▶ **TASK STATEMENT**:
Quote the entries word for word. Omit the pictures.

▶ **DATA LINES**:
------------------------

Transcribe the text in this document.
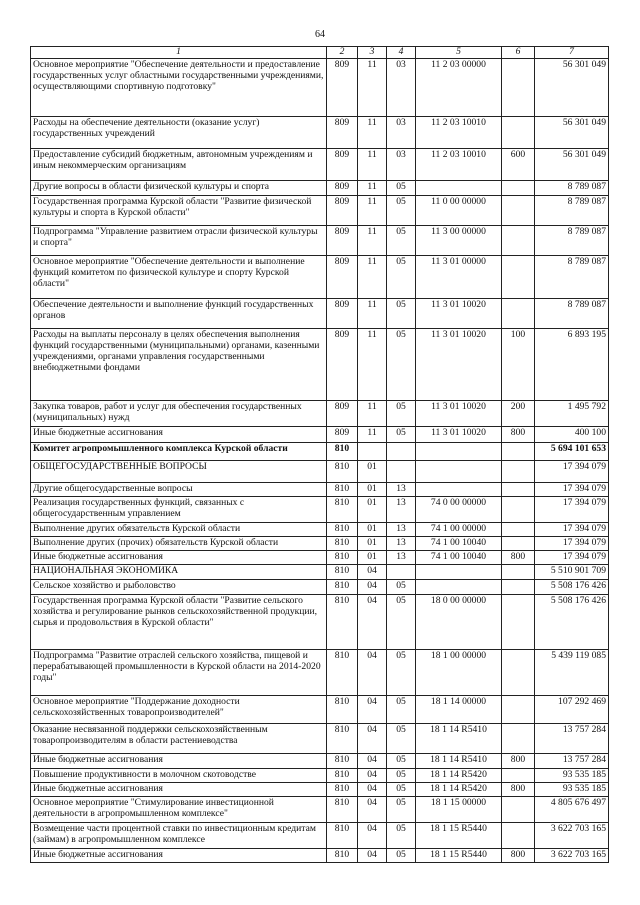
64
1	2	3	4	5	6	7
Основное мероприятие "Обеспечение деятельности и предоставление государственных услуг областными государственными учреждениями, осуществляющими спортивную подготовку"	809	11	03	11 2 03 00000		56 301 049
Расходы на обеспечение деятельности (оказание услуг) государственных учреждений	809	11	03	11 2 03 10010		56 301 049
Предоставление субсидий бюджетным, автономным учреждениям и иным некоммерческим организациям	809	11	03	11 2 03 10010	600	56 301 049
Другие вопросы в области физической культуры и спорта	809	11	05			8 789 087
Государственная программа Курской области "Развитие физической культуры и спорта в Курской области"	809	11	05	11 0 00 00000		8 789 087
Подпрограмма "Управление развитием отрасли физической культуры и спорта"	809	11	05	11 3 00 00000		8 789 087
Основное мероприятие "Обеспечение деятельности и выполнение функций комитетом по физической культуре и спорту Курской области"	809	11	05	11 3 01 00000		8 789 087
Обеспечение деятельности и выполнение функций государственных органов	809	11	05	11 3 01 10020		8 789 087
Расходы на выплаты персоналу в целях обеспечения выполнения функций государственными (муниципальными) органами, казенными учреждениями, органами управления государственными внебюджетными фондами	809	11	05	11 3 01 10020	100	6 893 195
Закупка товаров, работ и услуг для обеспечения государственных (муниципальных) нужд	809	11	05	11 3 01 10020	200	1 495 792
Иные бюджетные ассигнования	809	11	05	11 3 01 10020	800	400 100
Комитет агропромышленного комплекса Курской области	810					5 694 101 653
ОБЩЕГОСУДАРСТВЕННЫЕ ВОПРОСЫ	810	01				17 394 079
Другие общегосударственные вопросы	810	01	13			17 394 079
Реализация государственных функций, связанных с общегосударственным управлением	810	01	13	74 0 00 00000		17 394 079
Выполнение других обязательств Курской области	810	01	13	74 1 00 00000		17 394 079
Выполнение других (прочих) обязательств Курской области	810	01	13	74 1 00 10040		17 394 079
Иные бюджетные ассигнования	810	01	13	74 1 00 10040	800	17 394 079
НАЦИОНАЛЬНАЯ ЭКОНОМИКА	810	04				5 510 901 709
Сельское хозяйство и рыболовство	810	04	05			5 508 176 426
Государственная программа Курской области "Развитие сельского хозяйства и регулирование рынков сельскохозяйственной продукции, сырья и продовольствия в Курской области"	810	04	05	18 0 00 00000		5 508 176 426
Подпрограмма "Развитие отраслей сельского хозяйства, пищевой и перерабатывающей промышленности в Курской области на 2014-2020 годы"	810	04	05	18 1 00 00000		5 439 119 085
Основное мероприятие "Поддержание доходности сельскохозяйственных товаропроизводителей"	810	04	05	18 1 14 00000		107 292 469
Оказание несвязанной поддержки сельскохозяйственным товаропроизводителям в области растениеводства	810	04	05	18 1 14 R5410		13 757 284
Иные бюджетные ассигнования	810	04	05	18 1 14 R5410	800	13 757 284
Повышение продуктивности в молочном скотоводстве	810	04	05	18 1 14 R5420		93 535 185
Иные бюджетные ассигнования	810	04	05	18 1 14 R5420	800	93 535 185
Основное мероприятие "Стимулирование инвестиционной деятельности в агропромышленном комплексе"	810	04	05	18 1 15 00000		4 805 676 497
Возмещение части процентной ставки по инвестиционным кредитам (займам) в агропромышленном комплексе	810	04	05	18 1 15 R5440		3 622 703 165
Иные бюджетные ассигнования	810	04	05	18 1 15 R5440	800	3 622 703 165
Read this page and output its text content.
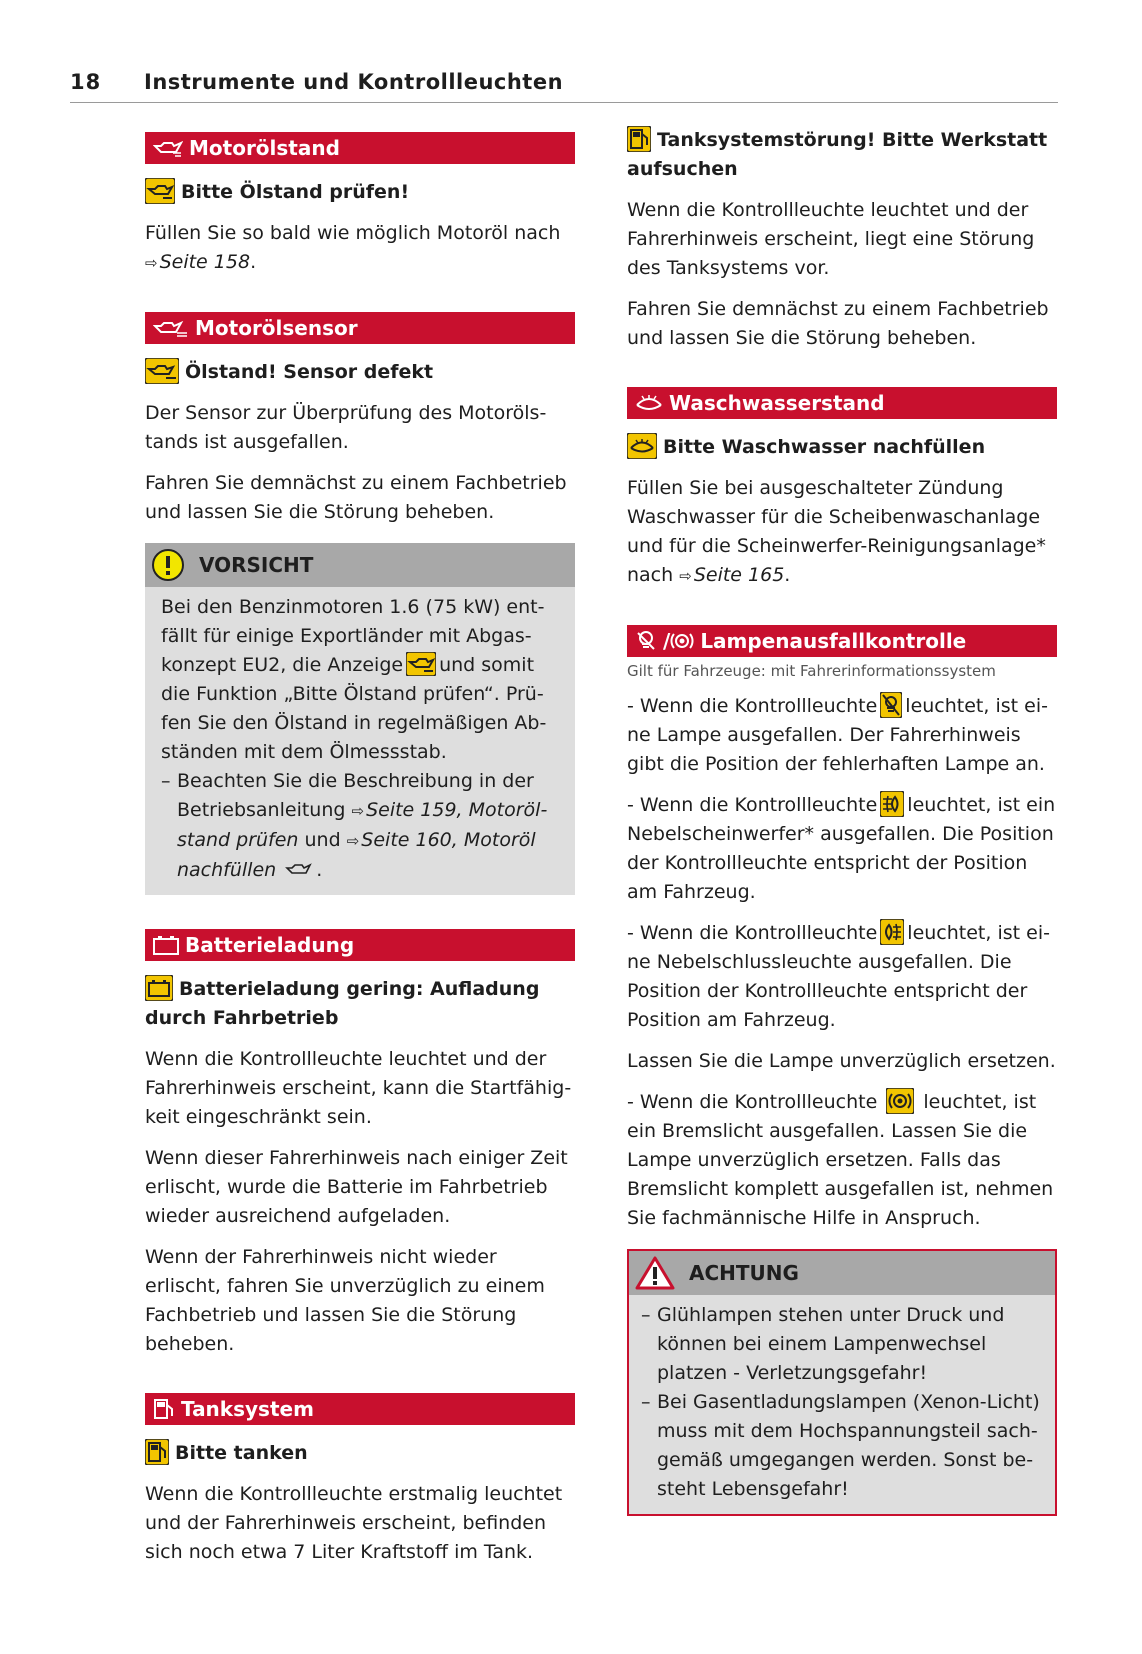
18 Instrumente und Kontrollleuchten
Motorölstand
Bitte Ölstand prüfen!

Füllen Sie so bald wie möglich Motoröl nach
⇨ Seite 158.

Motorölsensor
Ölstand! Sensor defekt

Der Sensor zur Überprüfung des Motorölstands ist ausgefallen.

Fahren Sie demnächst zu einem Fachbetrieb und lassen Sie die Störung beheben.

VORSICHT

Bei den Benzinmotoren 1.6 (75 kW) entfällt für einige Exportländer mit Abgaskonzept EU2, die Anzeige und somit die Funktion „Bitte Ölstand prüfen“. Prüfen Sie den Ölstand in regelmäßigen Abständen mit dem Ölmessstab.

– Beachten Sie die Beschreibung in der Betriebsanleitung ⇨ Seite 159, Motorölstand prüfen und ⇨ Seite 160, Motoröl nachfüllen .
Batterieladung
Batterieladung gering: Aufladung durch Fahrbetrieb

Wenn die Kontrollleuchte leuchtet und der Fahrerhinweis erscheint, kann die Startfähigkeit eingeschränkt sein.

Wenn dieser Fahrerhinweis nach einiger Zeit erlischt, wurde die Batterie im Fahrbetrieb wieder ausreichend aufgeladen.

Wenn der Fahrerhinweis nicht wieder erlischt, fahren Sie unverzüglich zu einem Fachbetrieb und lassen Sie die Störung beheben.

Tanksystem
Bitte tanken

Wenn die Kontrollleuchte erstmalig leuchtet und der Fahrerhinweis erscheint, befinden sich noch etwa 7 Liter Kraftstoff im Tank.

Tanksystemstörung! Bitte Werkstatt aufsuchen

Wenn die Kontrollleuchte leuchtet und der Fahrerhinweis erscheint, liegt eine Störung des Tanksystems vor.

Fahren Sie demnächst zu einem Fachbetrieb und lassen Sie die Störung beheben.

Waschwasserstand
Bitte Waschwasser nachfüllen

Füllen Sie bei ausgeschalteter Zündung Waschwasser für die Scheibenwaschanlage und für die Scheinwerfer-Reinigungsanlage* nach ⇨ Seite 165.

/ Lampenausfallkontrolle
Gilt für Fahrzeuge: mit Fahrerinformationssystem

- Wenn die Kontrollleuchte leuchtet, ist eine Lampe ausgefallen. Der Fahrerhinweis gibt die Position der fehlerhaften Lampe an.

- Wenn die Kontrollleuchte leuchtet, ist ein Nebelscheinwerfer* ausgefallen. Die Position der Kontrollleuchte entspricht der Position am Fahrzeug.

- Wenn die Kontrollleuchte leuchtet, ist eine Nebelschlussleuchte ausgefallen. Die Position der Kontrollleuchte entspricht der Position am Fahrzeug.

Lassen Sie die Lampe unverzüglich ersetzen.

- Wenn die Kontrollleuchte leuchtet, ist ein Bremslicht ausgefallen. Lassen Sie die Lampe unverzüglich ersetzen. Falls das Bremslicht komplett ausgefallen ist, nehmen Sie fachmännische Hilfe in Anspruch.

ACHTUNG
– Glühlampen stehen unter Druck und können bei einem Lampenwechsel platzen - Verletzungsgefahr!
– Bei Gasentladungslampen (Xenon-Licht) muss mit dem Hochspannungsteil sachgemäß umgegangen werden. Sonst besteht Lebensgefahr!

------------------------

▶ **FINAL RESULT**:
Transcribe the text in this document.
64
1	2	3	4	5	6	7
Основное мероприятие "Обеспечение деятельности и предоставление государственных услуг областными государственными учреждениями, осуществляющими спортивную подготовку"	809	11	03	11 2 03 00000		56 301 049
Расходы на обеспечение деятельности (оказание услуг) государственных учреждений	809	11	03	11 2 03 10010		56 301 049
Предоставление субсидий бюджетным, автономным учреждениям и иным некоммерческим организациям	809	11	03	11 2 03 10010	600	56 301 049
Другие вопросы в области физической культуры и спорта	809	11	05			8 789 087
Государственная программа Курской области "Развитие физической культуры и спорта в Курской области"	809	11	05	11 0 00 00000		8 789 087
Подпрограмма "Управление развитием отрасли физической культуры и спорта"	809	11	05	11 3 00 00000		8 789 087
Основное мероприятие "Обеспечение деятельности и выполнение функций комитетом по физической культуре и спорту Курской области"	809	11	05	11 3 01 00000		8 789 087
Обеспечение деятельности и выполнение функций государственных органов	809	11	05	11 3 01 10020		8 789 087
Расходы на выплаты персоналу в целях обеспечения выполнения функций государственными (муниципальными) органами, казенными учреждениями, органами управления государственными внебюджетными фондами	809	11	05	11 3 01 10020	100	6 893 195
Закупка товаров, работ и услуг для обеспечения государственных (муниципальных) нужд	809	11	05	11 3 01 10020	200	1 495 792
Иные бюджетные ассигнования	809	11	05	11 3 01 10020	800	400 100
Комитет агропромышленного комплекса Курской области	810					5 694 101 653
ОБЩЕГОСУДАРСТВЕННЫЕ ВОПРОСЫ	810	01				17 394 079
Другие общегосударственные вопросы	810	01	13			17 394 079
Реализация государственных функций, связанных с общегосударственным управлением	810	01	13	74 0 00 00000		17 394 079
Выполнение других обязательств Курской области	810	01	13	74 1 00 00000		17 394 079
Выполнение других (прочих) обязательств Курской области	810	01	13	74 1 00 10040		17 394 079
Иные бюджетные ассигнования	810	01	13	74 1 00 10040	800	17 394 079
НАЦИОНАЛЬНАЯ ЭКОНОМИКА	810	04				5 510 901 709
Сельское хозяйство и рыболовство	810	04	05			5 508 176 426
Государственная программа Курской области "Развитие сельского хозяйства и регулирование рынков сельскохозяйственной продукции, сырья и продовольствия в Курской области"	810	04	05	18 0 00 00000		5 508 176 426
Подпрограмма "Развитие отраслей сельского хозяйства, пищевой и перерабатывающей промышленности в Курской области на 2014-2020 годы"	810	04	05	18 1 00 00000		5 439 119 085
Основное мероприятие "Поддержание доходности сельскохозяйственных товаропроизводителей"	810	04	05	18 1 14 00000		107 292 469
Оказание несвязанной поддержки сельскохозяйственным товаропроизводителям в области растениеводства	810	04	05	18 1 14 R5410		13 757 284
Иные бюджетные ассигнования	810	04	05	18 1 14 R5410	800	13 757 284
Повышение продуктивности в молочном скотоводстве	810	04	05	18 1 14 R5420		93 535 185
Иные бюджетные ассигнования	810	04	05	18 1 14 R5420	800	93 535 185
Основное мероприятие "Стимулирование инвестиционной деятельности в агропромышленном комплексе"	810	04	05	18 1 15 00000		4 805 676 497
Возмещение части процентной ставки по инвестиционным кредитам (займам) в агропромышленном комплексе	810	04	05	18 1 15 R5440		3 622 703 165
Иные бюджетные ассигнования	810	04	05	18 1 15 R5440	800	3 622 703 165
Read this page and output its text content.
18 Instrumente und Kontrollleuchten
Motorölstand
Bitte Ölstand prüfen!

Füllen Sie so bald wie möglich Motoröl nach
⇨ Seite 158.

Motorölsensor
Ölstand! Sensor defekt

Der Sensor zur Überprüfung des Motorölstands ist ausgefallen.

Fahren Sie demnächst zu einem Fachbetrieb und lassen Sie die Störung beheben.

VORSICHT

Bei den Benzinmotoren 1.6 (75 kW) entfällt für einige Exportländer mit Abgaskonzept EU2, die Anzeige und somit die Funktion „Bitte Ölstand prüfen“. Prüfen Sie den Ölstand in regelmäßigen Abständen mit dem Ölmessstab.

– Beachten Sie die Beschreibung in der Betriebsanleitung ⇨ Seite 159, Motorölstand prüfen und ⇨ Seite 160, Motoröl nachfüllen .
Batterieladung
Batterieladung gering: Aufladung durch Fahrbetrieb

Wenn die Kontrollleuchte leuchtet und der Fahrerhinweis erscheint, kann die Startfähigkeit eingeschränkt sein.

Wenn dieser Fahrerhinweis nach einiger Zeit erlischt, wurde die Batterie im Fahrbetrieb wieder ausreichend aufgeladen.

Wenn der Fahrerhinweis nicht wieder erlischt, fahren Sie unverzüglich zu einem Fachbetrieb und lassen Sie die Störung beheben.

Tanksystem
Bitte tanken

Wenn die Kontrollleuchte erstmalig leuchtet und der Fahrerhinweis erscheint, befinden sich noch etwa 7 Liter Kraftstoff im Tank.

Tanksystemstörung! Bitte Werkstatt aufsuchen

Wenn die Kontrollleuchte leuchtet und der Fahrerhinweis erscheint, liegt eine Störung des Tanksystems vor.

Fahren Sie demnächst zu einem Fachbetrieb und lassen Sie die Störung beheben.

Waschwasserstand
Bitte Waschwasser nachfüllen

Füllen Sie bei ausgeschalteter Zündung Waschwasser für die Scheibenwaschanlage und für die Scheinwerfer-Reinigungsanlage* nach ⇨ Seite 165.

/ Lampenausfallkontrolle
Gilt für Fahrzeuge: mit Fahrerinformationssystem

- Wenn die Kontrollleuchte leuchtet, ist eine Lampe ausgefallen. Der Fahrerhinweis gibt die Position der fehlerhaften Lampe an.

- Wenn die Kontrollleuchte leuchtet, ist ein Nebelscheinwerfer* ausgefallen. Die Position der Kontrollleuchte entspricht der Position am Fahrzeug.

- Wenn die Kontrollleuchte leuchtet, ist eine Nebelschlussleuchte ausgefallen. Die Position der Kontrollleuchte entspricht der Position am Fahrzeug.

Lassen Sie die Lampe unverzüglich ersetzen.

- Wenn die Kontrollleuchte leuchtet, ist ein Bremslicht ausgefallen. Lassen Sie die Lampe unverzüglich ersetzen. Falls das Bremslicht komplett ausgefallen ist, nehmen Sie fachmännische Hilfe in Anspruch.

ACHTUNG
– Glühlampen stehen unter Druck und können bei einem Lampenwechsel platzen - Verletzungsgefahr!
– Bei Gasentladungslampen (Xenon-Licht) muss mit dem Hochspannungsteil sachgemäß umgegangen werden. Sonst besteht Lebensgefahr!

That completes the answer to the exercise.